» **TASK BRIEF**
What you return should match every record exactly, with the images removed.

» **WORKING DATA**
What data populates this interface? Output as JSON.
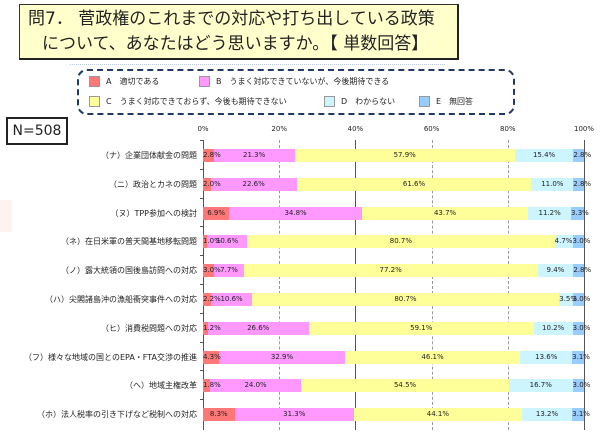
{
  "title": {
    "line1": "問7． 菅政権のこれまでの対応や打ち出している政策",
    "line2": "について、あなたはどう思いますか。【 単数回答】"
  },
  "sample_size": "N=508",
  "legend": [
    {
      "key": "A",
      "label": "適切である",
      "color": "#ff7777"
    },
    {
      "key": "B",
      "label": "うまく対応できていないが、今後期待できる",
      "color": "#ff99ff"
    },
    {
      "key": "C",
      "label": "うまく対応できておらず、今後も期待できない",
      "color": "#ffff99"
    },
    {
      "key": "D",
      "label": "わからない",
      "color": "#ccf5ff"
    },
    {
      "key": "E",
      "label": "無回答",
      "color": "#99ccff"
    }
  ],
  "axis": {
    "ticks": [
      "0%",
      "20%",
      "40%",
      "60%",
      "80%",
      "100%"
    ]
  },
  "chart_data": {
    "type": "bar",
    "stacked": true,
    "orientation": "horizontal",
    "percent": true,
    "title": "問7． 菅政権のこれまでの対応や打ち出している政策について、あなたはどう思いますか。【 単数回答】",
    "subtitle": "N=508",
    "xlabel": "",
    "ylabel": "",
    "xlim": [
      0,
      100
    ],
    "xticks": [
      "0%",
      "20%",
      "40%",
      "60%",
      "80%",
      "100%"
    ],
    "grid": true,
    "legend_position": "top",
    "categories": [
      "（ナ）企業団体献金の問題",
      "（ニ）政治とカネの問題",
      "（ヌ）TPP参加への検討",
      "（ネ）在日米軍の普天間基地移転問題",
      "（ノ）露大統領の国後島訪問への対応",
      "（ハ）尖閣諸島沖の漁船衝突事件への対応",
      "（ヒ）消費税問題への対応",
      "（フ）様々な地域の国とのEPA・FTA交渉の推進",
      "（ヘ）地域主権改革",
      "（ホ）法人税率の引き下げなど税制への対応"
    ],
    "series": [
      {
        "name": "A 適切である",
        "color": "#ff7777",
        "values": [
          2.8,
          2.0,
          6.9,
          1.0,
          3.0,
          2.2,
          1.2,
          4.3,
          1.8,
          8.3
        ]
      },
      {
        "name": "B うまく対応できていないが、今後期待できる",
        "color": "#ff99ff",
        "values": [
          21.3,
          22.6,
          34.8,
          10.6,
          7.7,
          10.6,
          26.6,
          32.9,
          24.0,
          31.3
        ]
      },
      {
        "name": "C うまく対応できておらず、今後も期待できない",
        "color": "#ffff99",
        "values": [
          57.9,
          61.6,
          43.7,
          80.7,
          77.2,
          80.7,
          59.1,
          46.1,
          54.5,
          44.1
        ]
      },
      {
        "name": "D わからない",
        "color": "#ccf5ff",
        "values": [
          15.4,
          11.0,
          11.2,
          4.7,
          9.4,
          3.5,
          10.2,
          13.6,
          16.7,
          13.2
        ]
      },
      {
        "name": "E 無回答",
        "color": "#99ccff",
        "values": [
          2.8,
          2.8,
          3.3,
          3.0,
          2.8,
          3.0,
          3.0,
          3.1,
          3.0,
          3.1
        ]
      }
    ]
  }
}
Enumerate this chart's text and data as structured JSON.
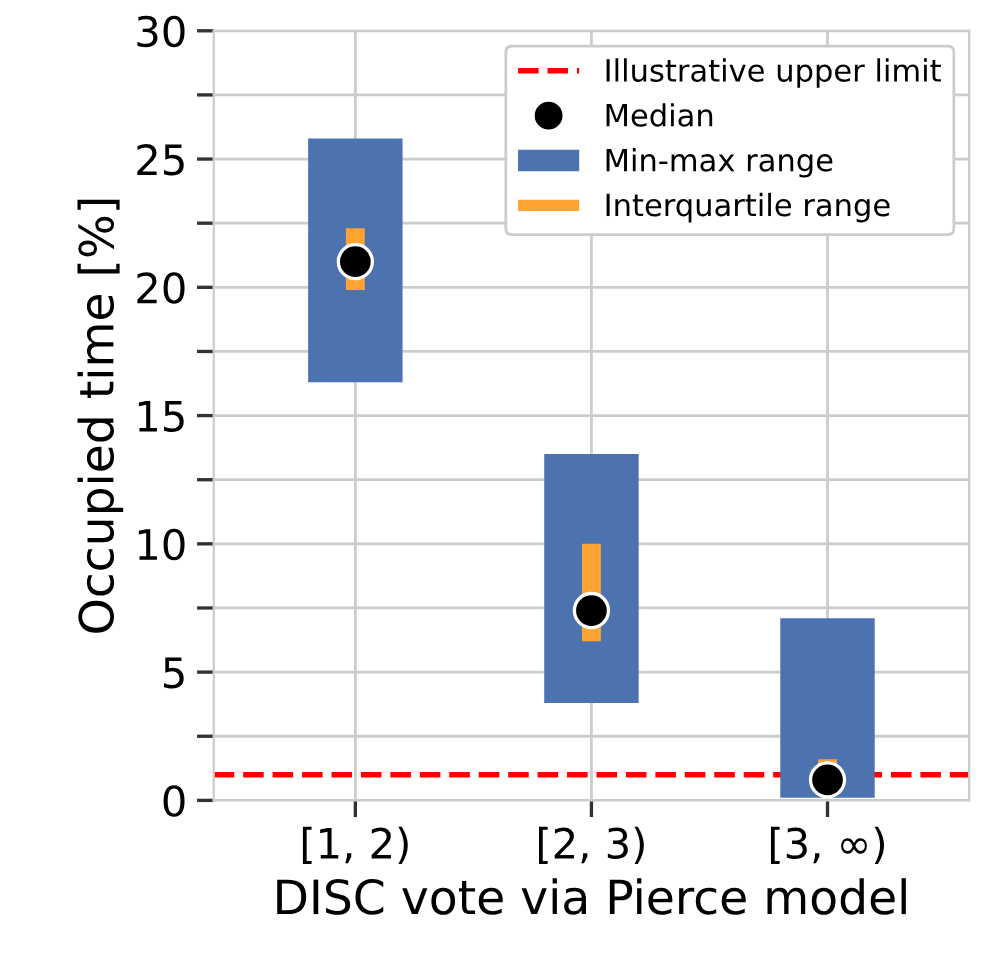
{
  "chart_data": {
    "type": "bar",
    "xlabel": "DISC vote via Pierce model",
    "ylabel": "Occupied time [%]",
    "categories": [
      "[1, 2)",
      "[2, 3)",
      "[3, ∞)"
    ],
    "series": [
      {
        "name": "Median",
        "type": "scatter",
        "color": "#000000",
        "values": [
          21.0,
          7.4,
          0.8
        ]
      },
      {
        "name": "Min-max range",
        "color": "#4c72b0",
        "base": [
          16.3,
          3.8,
          0.1
        ],
        "values": [
          9.5,
          9.7,
          7.0
        ]
      },
      {
        "name": "Interquartile range",
        "color": "#ffa333",
        "base": [
          19.9,
          6.2,
          0.9
        ],
        "values": [
          2.4,
          3.8,
          0.7
        ]
      }
    ],
    "ref_lines": [
      {
        "axis": "y",
        "value": 1,
        "label": "Illustrative upper limit",
        "color": "#ff0000",
        "line_style": "dashed"
      }
    ],
    "ylim": [
      0,
      30
    ],
    "yticks": [
      0,
      {
        "value": 2.5,
        "label": null
      },
      5,
      {
        "value": 7.5,
        "label": null
      },
      10,
      {
        "value": 12.5,
        "label": null
      },
      15,
      {
        "value": 17.5,
        "label": null
      },
      20,
      {
        "value": 22.5,
        "label": null
      },
      25,
      {
        "value": 27.5,
        "label": null
      },
      30
    ],
    "grid": true,
    "legend": "top right"
  }
}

» **WORKED ANSWER**
What data populates this interface? Output as JSON.
{
  "title": {
    "line1": "問7． 菅政権のこれまでの対応や打ち出している政策",
    "line2": "について、あなたはどう思いますか。【 単数回答】"
  },
  "sample_size": "N=508",
  "legend": [
    {
      "key": "A",
      "label": "適切である",
      "color": "#ff7777"
    },
    {
      "key": "B",
      "label": "うまく対応できていないが、今後期待できる",
      "color": "#ff99ff"
    },
    {
      "key": "C",
      "label": "うまく対応できておらず、今後も期待できない",
      "color": "#ffff99"
    },
    {
      "key": "D",
      "label": "わからない",
      "color": "#ccf5ff"
    },
    {
      "key": "E",
      "label": "無回答",
      "color": "#99ccff"
    }
  ],
  "axis": {
    "ticks": [
      "0%",
      "20%",
      "40%",
      "60%",
      "80%",
      "100%"
    ]
  },
  "chart_data": {
    "type": "bar",
    "stacked": true,
    "orientation": "horizontal",
    "percent": true,
    "title": "問7． 菅政権のこれまでの対応や打ち出している政策について、あなたはどう思いますか。【 単数回答】",
    "subtitle": "N=508",
    "xlabel": "",
    "ylabel": "",
    "xlim": [
      0,
      100
    ],
    "xticks": [
      "0%",
      "20%",
      "40%",
      "60%",
      "80%",
      "100%"
    ],
    "grid": true,
    "legend_position": "top",
    "categories": [
      "（ナ）企業団体献金の問題",
      "（ニ）政治とカネの問題",
      "（ヌ）TPP参加への検討",
      "（ネ）在日米軍の普天間基地移転問題",
      "（ノ）露大統領の国後島訪問への対応",
      "（ハ）尖閣諸島沖の漁船衝突事件への対応",
      "（ヒ）消費税問題への対応",
      "（フ）様々な地域の国とのEPA・FTA交渉の推進",
      "（ヘ）地域主権改革",
      "（ホ）法人税率の引き下げなど税制への対応"
    ],
    "series": [
      {
        "name": "A 適切である",
        "color": "#ff7777",
        "values": [
          2.8,
          2.0,
          6.9,
          1.0,
          3.0,
          2.2,
          1.2,
          4.3,
          1.8,
          8.3
        ]
      },
      {
        "name": "B うまく対応できていないが、今後期待できる",
        "color": "#ff99ff",
        "values": [
          21.3,
          22.6,
          34.8,
          10.6,
          7.7,
          10.6,
          26.6,
          32.9,
          24.0,
          31.3
        ]
      },
      {
        "name": "C うまく対応できておらず、今後も期待できない",
        "color": "#ffff99",
        "values": [
          57.9,
          61.6,
          43.7,
          80.7,
          77.2,
          80.7,
          59.1,
          46.1,
          54.5,
          44.1
        ]
      },
      {
        "name": "D わからない",
        "color": "#ccf5ff",
        "values": [
          15.4,
          11.0,
          11.2,
          4.7,
          9.4,
          3.5,
          10.2,
          13.6,
          16.7,
          13.2
        ]
      },
      {
        "name": "E 無回答",
        "color": "#99ccff",
        "values": [
          2.8,
          2.8,
          3.3,
          3.0,
          2.8,
          3.0,
          3.0,
          3.1,
          3.0,
          3.1
        ]
      }
    ]
  }
}
Enumerate this chart's text and data as structured JSON.
{
  "chart_data": {
    "type": "bar",
    "xlabel": "DISC vote via Pierce model",
    "ylabel": "Occupied time [%]",
    "categories": [
      "[1, 2)",
      "[2, 3)",
      "[3, ∞)"
    ],
    "series": [
      {
        "name": "Median",
        "type": "scatter",
        "color": "#000000",
        "values": [
          21.0,
          7.4,
          0.8
        ]
      },
      {
        "name": "Min-max range",
        "color": "#4c72b0",
        "base": [
          16.3,
          3.8,
          0.1
        ],
        "values": [
          9.5,
          9.7,
          7.0
        ]
      },
      {
        "name": "Interquartile range",
        "color": "#ffa333",
        "base": [
          19.9,
          6.2,
          0.9
        ],
        "values": [
          2.4,
          3.8,
          0.7
        ]
      }
    ],
    "ref_lines": [
      {
        "axis": "y",
        "value": 1,
        "label": "Illustrative upper limit",
        "color": "#ff0000",
        "line_style": "dashed"
      }
    ],
    "ylim": [
      0,
      30
    ],
    "yticks": [
      0,
      {
        "value": 2.5,
        "label": null
      },
      5,
      {
        "value": 7.5,
        "label": null
      },
      10,
      {
        "value": 12.5,
        "label": null
      },
      15,
      {
        "value": 17.5,
        "label": null
      },
      20,
      {
        "value": 22.5,
        "label": null
      },
      25,
      {
        "value": 27.5,
        "label": null
      },
      30
    ],
    "grid": true,
    "legend": "top right"
  }
}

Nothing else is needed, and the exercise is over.